Repeat each record below exactly as given.

> **Records to use**:

▽

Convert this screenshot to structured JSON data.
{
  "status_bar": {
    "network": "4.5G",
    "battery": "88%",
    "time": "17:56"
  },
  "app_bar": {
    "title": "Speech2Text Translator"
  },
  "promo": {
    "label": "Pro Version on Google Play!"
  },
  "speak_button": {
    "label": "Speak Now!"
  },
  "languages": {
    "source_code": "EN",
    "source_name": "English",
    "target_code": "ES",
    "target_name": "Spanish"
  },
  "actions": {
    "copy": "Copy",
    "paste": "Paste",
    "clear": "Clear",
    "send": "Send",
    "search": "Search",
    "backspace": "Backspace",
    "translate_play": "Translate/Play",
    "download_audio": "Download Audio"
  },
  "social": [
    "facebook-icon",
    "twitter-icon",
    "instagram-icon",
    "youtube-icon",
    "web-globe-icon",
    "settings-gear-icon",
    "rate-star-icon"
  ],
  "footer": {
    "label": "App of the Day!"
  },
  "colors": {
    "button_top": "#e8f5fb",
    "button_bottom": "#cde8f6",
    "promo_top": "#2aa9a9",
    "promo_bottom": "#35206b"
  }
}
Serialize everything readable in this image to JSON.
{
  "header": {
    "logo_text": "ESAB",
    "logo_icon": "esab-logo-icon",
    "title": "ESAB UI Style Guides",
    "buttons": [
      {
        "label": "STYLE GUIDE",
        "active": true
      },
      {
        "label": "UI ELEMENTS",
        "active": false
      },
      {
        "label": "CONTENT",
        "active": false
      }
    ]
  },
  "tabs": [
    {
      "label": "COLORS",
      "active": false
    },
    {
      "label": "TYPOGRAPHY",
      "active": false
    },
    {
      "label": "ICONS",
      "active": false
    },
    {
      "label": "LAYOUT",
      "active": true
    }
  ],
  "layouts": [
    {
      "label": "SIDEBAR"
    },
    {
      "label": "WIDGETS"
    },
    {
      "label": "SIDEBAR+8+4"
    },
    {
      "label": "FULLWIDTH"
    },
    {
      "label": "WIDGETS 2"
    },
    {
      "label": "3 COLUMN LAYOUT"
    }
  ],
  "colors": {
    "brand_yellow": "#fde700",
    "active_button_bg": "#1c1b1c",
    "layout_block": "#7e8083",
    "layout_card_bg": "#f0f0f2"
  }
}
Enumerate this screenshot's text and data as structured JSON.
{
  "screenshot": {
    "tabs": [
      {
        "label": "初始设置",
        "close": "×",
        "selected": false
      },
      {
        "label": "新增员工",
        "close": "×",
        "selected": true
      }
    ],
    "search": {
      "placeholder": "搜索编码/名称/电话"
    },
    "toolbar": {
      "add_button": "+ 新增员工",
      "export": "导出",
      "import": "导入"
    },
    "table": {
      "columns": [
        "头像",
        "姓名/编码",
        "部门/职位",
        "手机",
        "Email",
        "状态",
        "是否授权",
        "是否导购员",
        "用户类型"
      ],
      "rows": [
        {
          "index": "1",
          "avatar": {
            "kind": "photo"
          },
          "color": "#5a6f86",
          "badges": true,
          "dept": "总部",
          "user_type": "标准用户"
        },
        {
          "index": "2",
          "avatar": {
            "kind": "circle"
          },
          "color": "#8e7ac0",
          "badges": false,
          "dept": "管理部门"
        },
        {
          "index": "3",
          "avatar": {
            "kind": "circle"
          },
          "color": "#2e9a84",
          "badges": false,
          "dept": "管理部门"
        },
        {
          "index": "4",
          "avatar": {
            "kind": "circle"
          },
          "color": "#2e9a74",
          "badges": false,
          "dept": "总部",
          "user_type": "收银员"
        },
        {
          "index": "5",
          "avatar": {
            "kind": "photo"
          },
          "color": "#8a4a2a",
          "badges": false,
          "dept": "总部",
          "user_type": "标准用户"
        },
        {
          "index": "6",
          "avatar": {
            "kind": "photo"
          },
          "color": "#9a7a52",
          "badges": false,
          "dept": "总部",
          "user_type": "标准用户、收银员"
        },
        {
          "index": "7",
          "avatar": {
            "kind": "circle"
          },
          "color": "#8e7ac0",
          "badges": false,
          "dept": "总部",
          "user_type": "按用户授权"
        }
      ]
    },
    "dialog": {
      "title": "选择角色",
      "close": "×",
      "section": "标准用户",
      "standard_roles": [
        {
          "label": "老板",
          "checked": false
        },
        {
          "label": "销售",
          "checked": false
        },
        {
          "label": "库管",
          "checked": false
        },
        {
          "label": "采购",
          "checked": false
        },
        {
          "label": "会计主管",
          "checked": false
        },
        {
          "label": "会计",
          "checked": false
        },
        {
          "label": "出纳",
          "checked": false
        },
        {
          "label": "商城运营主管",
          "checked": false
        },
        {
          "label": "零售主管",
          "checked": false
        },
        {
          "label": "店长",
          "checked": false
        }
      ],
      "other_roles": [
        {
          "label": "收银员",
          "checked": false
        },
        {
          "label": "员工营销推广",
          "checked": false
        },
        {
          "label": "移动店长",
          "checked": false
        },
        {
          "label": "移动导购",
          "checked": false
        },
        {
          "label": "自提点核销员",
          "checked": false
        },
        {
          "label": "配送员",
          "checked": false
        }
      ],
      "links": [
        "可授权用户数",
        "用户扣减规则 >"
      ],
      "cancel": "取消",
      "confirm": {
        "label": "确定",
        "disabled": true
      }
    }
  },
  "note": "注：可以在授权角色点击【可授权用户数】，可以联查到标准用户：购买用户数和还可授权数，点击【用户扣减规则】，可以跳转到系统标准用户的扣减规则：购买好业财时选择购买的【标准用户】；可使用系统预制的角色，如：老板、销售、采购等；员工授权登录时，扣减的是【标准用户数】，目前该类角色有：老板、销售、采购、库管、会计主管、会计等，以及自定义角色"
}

△

> **Task response**:
Convert this screenshot to structured JSON data.
{
  "status_bar": {
    "network": "4.5G",
    "battery": "88%",
    "time": "17:56"
  },
  "app_bar": {
    "title": "Speech2Text Translator"
  },
  "promo": {
    "label": "Pro Version on Google Play!"
  },
  "speak_button": {
    "label": "Speak Now!"
  },
  "languages": {
    "source_code": "EN",
    "source_name": "English",
    "target_code": "ES",
    "target_name": "Spanish"
  },
  "actions": {
    "copy": "Copy",
    "paste": "Paste",
    "clear": "Clear",
    "send": "Send",
    "search": "Search",
    "backspace": "Backspace",
    "translate_play": "Translate/Play",
    "download_audio": "Download Audio"
  },
  "social": [
    "facebook-icon",
    "twitter-icon",
    "instagram-icon",
    "youtube-icon",
    "web-globe-icon",
    "settings-gear-icon",
    "rate-star-icon"
  ],
  "footer": {
    "label": "App of the Day!"
  },
  "colors": {
    "button_top": "#e8f5fb",
    "button_bottom": "#cde8f6",
    "promo_top": "#2aa9a9",
    "promo_bottom": "#35206b"
  }
}
Serialize everything readable in this image to JSON.
{
  "header": {
    "logo_text": "ESAB",
    "logo_icon": "esab-logo-icon",
    "title": "ESAB UI Style Guides",
    "buttons": [
      {
        "label": "STYLE GUIDE",
        "active": true
      },
      {
        "label": "UI ELEMENTS",
        "active": false
      },
      {
        "label": "CONTENT",
        "active": false
      }
    ]
  },
  "tabs": [
    {
      "label": "COLORS",
      "active": false
    },
    {
      "label": "TYPOGRAPHY",
      "active": false
    },
    {
      "label": "ICONS",
      "active": false
    },
    {
      "label": "LAYOUT",
      "active": true
    }
  ],
  "layouts": [
    {
      "label": "SIDEBAR"
    },
    {
      "label": "WIDGETS"
    },
    {
      "label": "SIDEBAR+8+4"
    },
    {
      "label": "FULLWIDTH"
    },
    {
      "label": "WIDGETS 2"
    },
    {
      "label": "3 COLUMN LAYOUT"
    }
  ],
  "colors": {
    "brand_yellow": "#fde700",
    "active_button_bg": "#1c1b1c",
    "layout_block": "#7e8083",
    "layout_card_bg": "#f0f0f2"
  }
}
Enumerate this screenshot's text and data as structured JSON.
{
  "screenshot": {
    "tabs": [
      {
        "label": "初始设置",
        "close": "×",
        "selected": false
      },
      {
        "label": "新增员工",
        "close": "×",
        "selected": true
      }
    ],
    "search": {
      "placeholder": "搜索编码/名称/电话"
    },
    "toolbar": {
      "add_button": "+ 新增员工",
      "export": "导出",
      "import": "导入"
    },
    "table": {
      "columns": [
        "头像",
        "姓名/编码",
        "部门/职位",
        "手机",
        "Email",
        "状态",
        "是否授权",
        "是否导购员",
        "用户类型"
      ],
      "rows": [
        {
          "index": "1",
          "avatar": {
            "kind": "photo"
          },
          "color": "#5a6f86",
          "badges": true,
          "dept": "总部",
          "user_type": "标准用户"
        },
        {
          "index": "2",
          "avatar": {
            "kind": "circle"
          },
          "color": "#8e7ac0",
          "badges": false,
          "dept": "管理部门"
        },
        {
          "index": "3",
          "avatar": {
            "kind": "circle"
          },
          "color": "#2e9a84",
          "badges": false,
          "dept": "管理部门"
        },
        {
          "index": "4",
          "avatar": {
            "kind": "circle"
          },
          "color": "#2e9a74",
          "badges": false,
          "dept": "总部",
          "user_type": "收银员"
        },
        {
          "index": "5",
          "avatar": {
            "kind": "photo"
          },
          "color": "#8a4a2a",
          "badges": false,
          "dept": "总部",
          "user_type": "标准用户"
        },
        {
          "index": "6",
          "avatar": {
            "kind": "photo"
          },
          "color": "#9a7a52",
          "badges": false,
          "dept": "总部",
          "user_type": "标准用户、收银员"
        },
        {
          "index": "7",
          "avatar": {
            "kind": "circle"
          },
          "color": "#8e7ac0",
          "badges": false,
          "dept": "总部",
          "user_type": "按用户授权"
        }
      ]
    },
    "dialog": {
      "title": "选择角色",
      "close": "×",
      "section": "标准用户",
      "standard_roles": [
        {
          "label": "老板",
          "checked": false
        },
        {
          "label": "销售",
          "checked": false
        },
        {
          "label": "库管",
          "checked": false
        },
        {
          "label": "采购",
          "checked": false
        },
        {
          "label": "会计主管",
          "checked": false
        },
        {
          "label": "会计",
          "checked": false
        },
        {
          "label": "出纳",
          "checked": false
        },
        {
          "label": "商城运营主管",
          "checked": false
        },
        {
          "label": "零售主管",
          "checked": false
        },
        {
          "label": "店长",
          "checked": false
        }
      ],
      "other_roles": [
        {
          "label": "收银员",
          "checked": false
        },
        {
          "label": "员工营销推广",
          "checked": false
        },
        {
          "label": "移动店长",
          "checked": false
        },
        {
          "label": "移动导购",
          "checked": false
        },
        {
          "label": "自提点核销员",
          "checked": false
        },
        {
          "label": "配送员",
          "checked": false
        }
      ],
      "links": [
        "可授权用户数",
        "用户扣减规则 >"
      ],
      "cancel": "取消",
      "confirm": {
        "label": "确定",
        "disabled": true
      }
    }
  },
  "note": "注：可以在授权角色点击【可授权用户数】，可以联查到标准用户：购买用户数和还可授权数，点击【用户扣减规则】，可以跳转到系统标准用户的扣减规则：购买好业财时选择购买的【标准用户】；可使用系统预制的角色，如：老板、销售、采购等；员工授权登录时，扣减的是【标准用户数】，目前该类角色有：老板、销售、采购、库管、会计主管、会计等，以及自定义角色"
}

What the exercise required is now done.